» **Exercise details**: Every entry below must be repeated exactly; skip the pictures.

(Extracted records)
##########

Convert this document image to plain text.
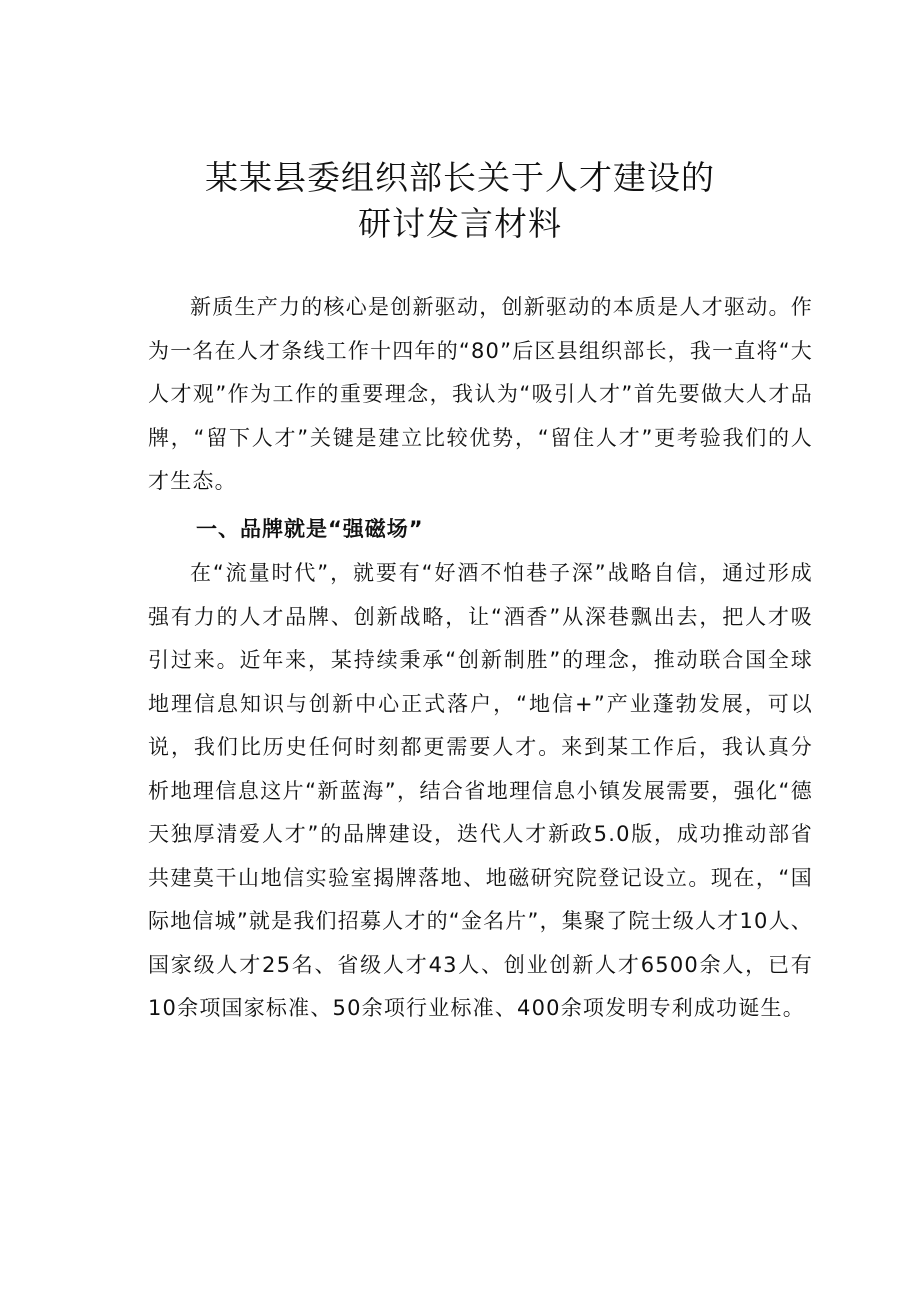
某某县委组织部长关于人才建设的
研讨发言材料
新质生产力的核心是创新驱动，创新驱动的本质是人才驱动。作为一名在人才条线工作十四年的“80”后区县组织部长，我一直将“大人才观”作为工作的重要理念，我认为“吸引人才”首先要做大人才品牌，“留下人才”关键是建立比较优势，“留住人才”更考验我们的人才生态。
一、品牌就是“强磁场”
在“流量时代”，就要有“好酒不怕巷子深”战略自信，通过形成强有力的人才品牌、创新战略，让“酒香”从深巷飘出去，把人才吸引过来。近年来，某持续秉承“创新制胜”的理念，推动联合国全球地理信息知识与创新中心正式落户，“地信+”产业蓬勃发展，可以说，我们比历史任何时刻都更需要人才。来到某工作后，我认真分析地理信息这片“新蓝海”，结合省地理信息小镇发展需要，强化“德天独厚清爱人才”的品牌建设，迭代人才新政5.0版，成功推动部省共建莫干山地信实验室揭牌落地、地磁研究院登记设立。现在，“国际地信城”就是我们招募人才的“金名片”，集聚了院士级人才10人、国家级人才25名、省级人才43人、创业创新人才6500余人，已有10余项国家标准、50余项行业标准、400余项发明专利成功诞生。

##########

» **Exercise output**:
Convert this document image to plain text.
某某县委组织部长关于人才建设的
研讨发言材料
新质生产力的核心是创新驱动，创新驱动的本质是人才驱动。作为一名在人才条线工作十四年的“80”后区县组织部长，我一直将“大人才观”作为工作的重要理念，我认为“吸引人才”首先要做大人才品牌，“留下人才”关键是建立比较优势，“留住人才”更考验我们的人才生态。
一、品牌就是“强磁场”
在“流量时代”，就要有“好酒不怕巷子深”战略自信，通过形成强有力的人才品牌、创新战略，让“酒香”从深巷飘出去，把人才吸引过来。近年来，某持续秉承“创新制胜”的理念，推动联合国全球地理信息知识与创新中心正式落户，“地信+”产业蓬勃发展，可以说，我们比历史任何时刻都更需要人才。来到某工作后，我认真分析地理信息这片“新蓝海”，结合省地理信息小镇发展需要，强化“德天独厚清爱人才”的品牌建设，迭代人才新政5.0版，成功推动部省共建莫干山地信实验室揭牌落地、地磁研究院登记设立。现在，“国际地信城”就是我们招募人才的“金名片”，集聚了院士级人才10人、国家级人才25名、省级人才43人、创业创新人才6500余人，已有10余项国家标准、50余项行业标准、400余项发明专利成功诞生。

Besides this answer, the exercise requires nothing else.